##### Brano proposto

Si sono divorati un intero aeroporto in meno di dieci anni. Una voragine di oltre 92 milioni di euro nel bilancio della società a maggioranza pubblica, ma prima di andarsene hanno abbellito l’ingresso all’aerostazione con diciotto bellissimi olivi, affittati a 3722 euro a chioma. Più di una vacanza natalizia ai tropici con imbarco al Catullo. Totale: 67 mila euro, sottratti alla Avio Handling, società controllata dalla Catullo spa, che controlla gli scali di Verona e di Montichiari di Brescia. La Avio, però, è sull’orlo del fallimento e a novembre dello scorso anno è stata ricapitalizzata con tre milioni di euro, pur di non chiudere, con i dipendenti a rischio licenziamento. Anche alla holding dell’aeroporto non scherzano con i debiti. Dei 92,3 milioni di euro di debiti iscritti a bilancio, 19 sono solo di perdita nell’esercizio 2011, mentre vi sono 50 milioni verso le banche, 21 verso i fornitori, 11,8 milioni tributari, 1,35 milioni verso l’Inps, 7,7 nei confronti di altri. Di quei 50 milioni di euro di debiti verso gli istituti bancari, il Banco Popolare di Verona ha chiesto l’immediato rientro entro marzo di 41 milioni di euro. Se non vengono rinegoziati, la bancarotta è alle porte, i libri finiscono in tribunale.

##########
##### Righe fornite

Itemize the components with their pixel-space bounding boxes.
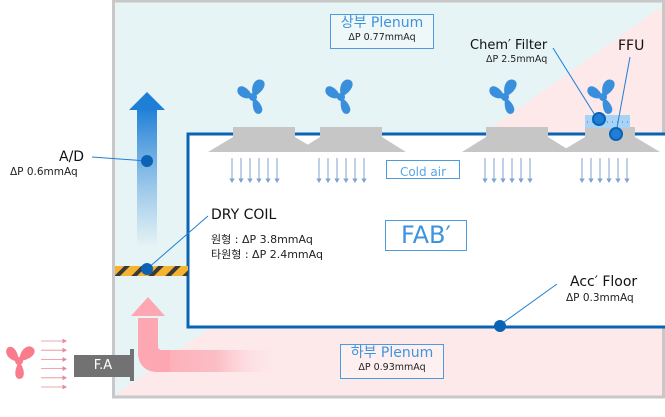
arrow-down-icon [597, 158, 603, 183]
diffuser-3 [462, 127, 572, 152]
arrow-right-icon [41, 375, 68, 381]
arrow-down-icon [588, 158, 594, 183]
arrow-down-icon [352, 158, 358, 183]
arrow-up-icon [131, 297, 280, 372]
arrow-right-icon [41, 347, 68, 353]
diffuser-2 [296, 127, 406, 152]
arrow-down-icon [491, 158, 497, 183]
lower-plenum-dp: ΔP 0.93mmAq [358, 362, 426, 373]
acc-floor-title: Acc′ Floor [570, 274, 638, 290]
arrow-down-icon [343, 158, 349, 183]
arrow-down-icon [518, 158, 524, 183]
arrow-down-icon [274, 158, 280, 183]
arrow-down-icon [238, 158, 244, 183]
arrow-down-icon [527, 158, 533, 183]
upper-plenum-title: 상부 Plenum [340, 15, 424, 31]
arrow-down-icon [265, 158, 271, 183]
ffu-marker [609, 127, 623, 141]
ad-marker [141, 155, 153, 167]
arrow-down-icon [606, 158, 612, 183]
diffuser-1 [208, 127, 320, 152]
dry-coil-leader-line [146, 215, 209, 270]
arrow-up-icon [129, 92, 165, 248]
chem-filter-marker [592, 112, 606, 126]
fa-duct-flange [130, 349, 134, 381]
ad-title: A/D [59, 149, 85, 165]
arrow-down-icon [325, 158, 331, 183]
acc-floor-dp: ΔP 0.3mmAq [566, 292, 634, 304]
arrow-right-icon [41, 384, 68, 390]
upper-plenum-label: 상부 Plenum ΔP 0.77mmAq [330, 14, 434, 49]
fab-title: FAB′ [401, 221, 451, 249]
arrow-down-icon [509, 158, 515, 183]
dry-coil-marker [141, 263, 153, 275]
dry-coil-title: DRY COIL [211, 207, 277, 223]
arrow-down-icon [334, 158, 340, 183]
fresh-air-arrows [41, 338, 68, 390]
arrow-right-icon [41, 356, 68, 362]
lower-plenum-title: 하부 Plenum [350, 345, 434, 361]
arrow-down-icon [579, 158, 585, 183]
arrow-down-icon [229, 158, 235, 183]
arrow-down-icon [247, 158, 253, 183]
chem-filter-leader-line [552, 47, 599, 121]
fresh-air-label: F.A [93, 358, 113, 373]
fan-icon [0, 339, 36, 383]
ffu-title: FFU [618, 38, 645, 54]
ffu-leader-line [615, 56, 631, 134]
fab-label: FAB′ [385, 220, 467, 251]
cold-air-text: Cold air [399, 165, 447, 179]
cold-air-label: Cold air [386, 160, 460, 179]
acc-floor-marker [494, 320, 506, 332]
lower-plenum-label: 하부 Plenum ΔP 0.93mmAq [340, 344, 444, 379]
acc-floor-leader-line [499, 283, 558, 326]
arrow-down-icon [256, 158, 262, 183]
arrow-down-icon [615, 158, 621, 183]
ad-dp: ΔP 0.6mmAq [10, 166, 78, 178]
chem-filter-title: Chem′ Filter [470, 38, 548, 53]
cold-air-arrows [229, 158, 630, 183]
arrow-down-icon [624, 158, 630, 183]
dry-coil-round-dp: 원형 : ΔP 3.8mmAq [211, 233, 313, 246]
arrow-down-icon [361, 158, 367, 183]
dry-coil-oval-dp: 타원형 : ΔP 2.4mmAq [211, 248, 323, 261]
arrow-down-icon [316, 158, 322, 183]
arrow-right-icon [41, 338, 68, 344]
arrow-down-icon [482, 158, 488, 183]
upper-plenum-dp: ΔP 0.77mmAq [348, 32, 416, 43]
fresh-air-duct: F.A [74, 355, 132, 377]
chem-filter-dp: ΔP 2.5mmAq [486, 54, 548, 65]
ad-leader-line [91, 156, 148, 162]
arrow-down-icon [500, 158, 506, 183]
arrow-right-icon [41, 366, 68, 372]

##########

__Consegna esercizio 1__.
Stabilisca se le affermazioni seguenti concordano con il brano sui debiti dell'aeroporto Catullo. Per ciascuna risponda sì o no e citi le parole del brano che lo dimostrano.
(a) All'ingresso dell'aerostazione sono stati collocati diciotto olivi.
(b) La Avio Handling è stata ricapitalizzata con cinque milioni di euro.
(c) Il Banco Popolare di Verona ha chiesto il rientro di 41 milioni di euro entro marzo.
__Consegna esercizio 2__. Scriva il seguito del brano sui debiti dell'aeroporto Catullo, riprendendo dopo l'ultima frase.

__Soluzione esercizio 1__.
(a) Sì: «hanno abbellito l’ingresso all’aerostazione con diciotto bellissimi olivi».
(b) No: «è stata ricapitalizzata con tre milioni di euro».
(c) Sì: «il Banco Popolare di Verona ha chiesto l’immediato rientro entro marzo di 41 milioni di euro».

__Soluzione esercizio 2__.
Pur con un quadro debitorio compromesso, nel 2010, l’allora presidente dello scalo, Fabio Bortolotti, sigla un accordo capestro con Ryanair, togliendo proprio al gemello Montichiari i pochi voli rimasti. Per ogni passeggero che sbarca a Verona, il Catullo verserà alla compagna irlandese 15 euro, cioè il doppio rispetto agli altri scali nazionali e internazionali. Inoltre si aggiungono altre clausole capestro, che impongono un esborso complessivo annuo alla società aeroportuale sui due milioni di euro annuo a favore di Ryanair. L’aumento di passeggeri c’è, ma non risolve il deficit di bilancio. Intanto il procuratore capo di Verona, Giulio Mario Schinaia ha aperto due inchieste: la prima per presunta cattiva gestione, la seconda perché le nuove infrastrutture dell’aeroporto sarebbero prive della Valutazione d’impatto ambientale e delle relative autorizzazioni dell’Enac. La grana più grossa che ha portato al disastro finanziario, parte da un’altra scelta: la costruzione dello scalo di Montichiari alle porte di Brescia, al posto del vecchio aeroporto militare.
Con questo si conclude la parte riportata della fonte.